Below is a block of records; return all of them exactly, but without the images.

+---+

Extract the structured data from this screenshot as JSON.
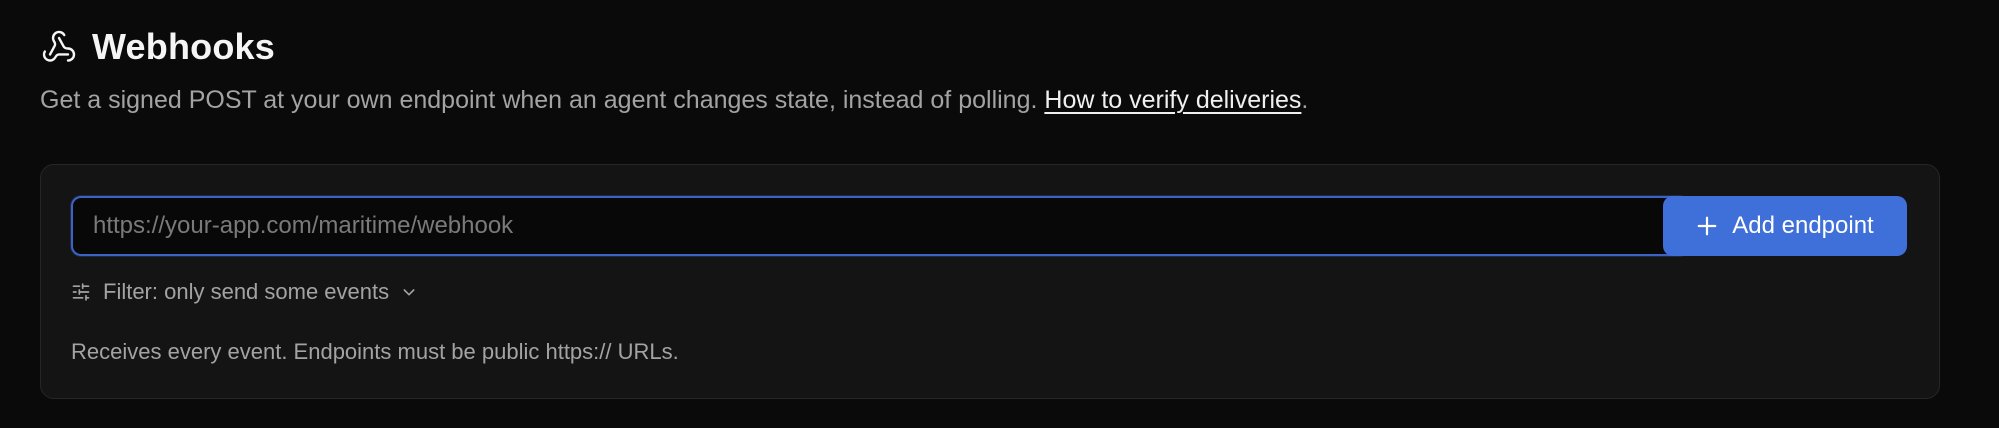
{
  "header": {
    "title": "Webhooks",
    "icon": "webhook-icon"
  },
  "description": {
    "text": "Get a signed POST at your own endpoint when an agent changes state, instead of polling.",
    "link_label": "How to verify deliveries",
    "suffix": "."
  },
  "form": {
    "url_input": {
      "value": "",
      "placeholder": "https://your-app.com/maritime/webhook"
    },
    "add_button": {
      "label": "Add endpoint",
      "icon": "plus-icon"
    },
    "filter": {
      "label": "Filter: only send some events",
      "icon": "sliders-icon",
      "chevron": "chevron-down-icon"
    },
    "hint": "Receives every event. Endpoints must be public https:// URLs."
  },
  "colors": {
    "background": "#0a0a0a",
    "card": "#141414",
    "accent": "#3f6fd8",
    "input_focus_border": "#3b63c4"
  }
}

+---+

- [The answer]:
Extract the structured data from this screenshot as JSON.
{
  "header": {
    "title": "Webhooks",
    "icon": "webhook-icon"
  },
  "description": {
    "text": "Get a signed POST at your own endpoint when an agent changes state, instead of polling.",
    "link_label": "How to verify deliveries",
    "suffix": "."
  },
  "form": {
    "url_input": {
      "value": "",
      "placeholder": "https://your-app.com/maritime/webhook"
    },
    "add_button": {
      "label": "Add endpoint",
      "icon": "plus-icon"
    },
    "filter": {
      "label": "Filter: only send some events",
      "icon": "sliders-icon",
      "chevron": "chevron-down-icon"
    },
    "hint": "Receives every event. Endpoints must be public https:// URLs."
  },
  "colors": {
    "background": "#0a0a0a",
    "card": "#141414",
    "accent": "#3f6fd8",
    "input_focus_border": "#3b63c4"
  }
}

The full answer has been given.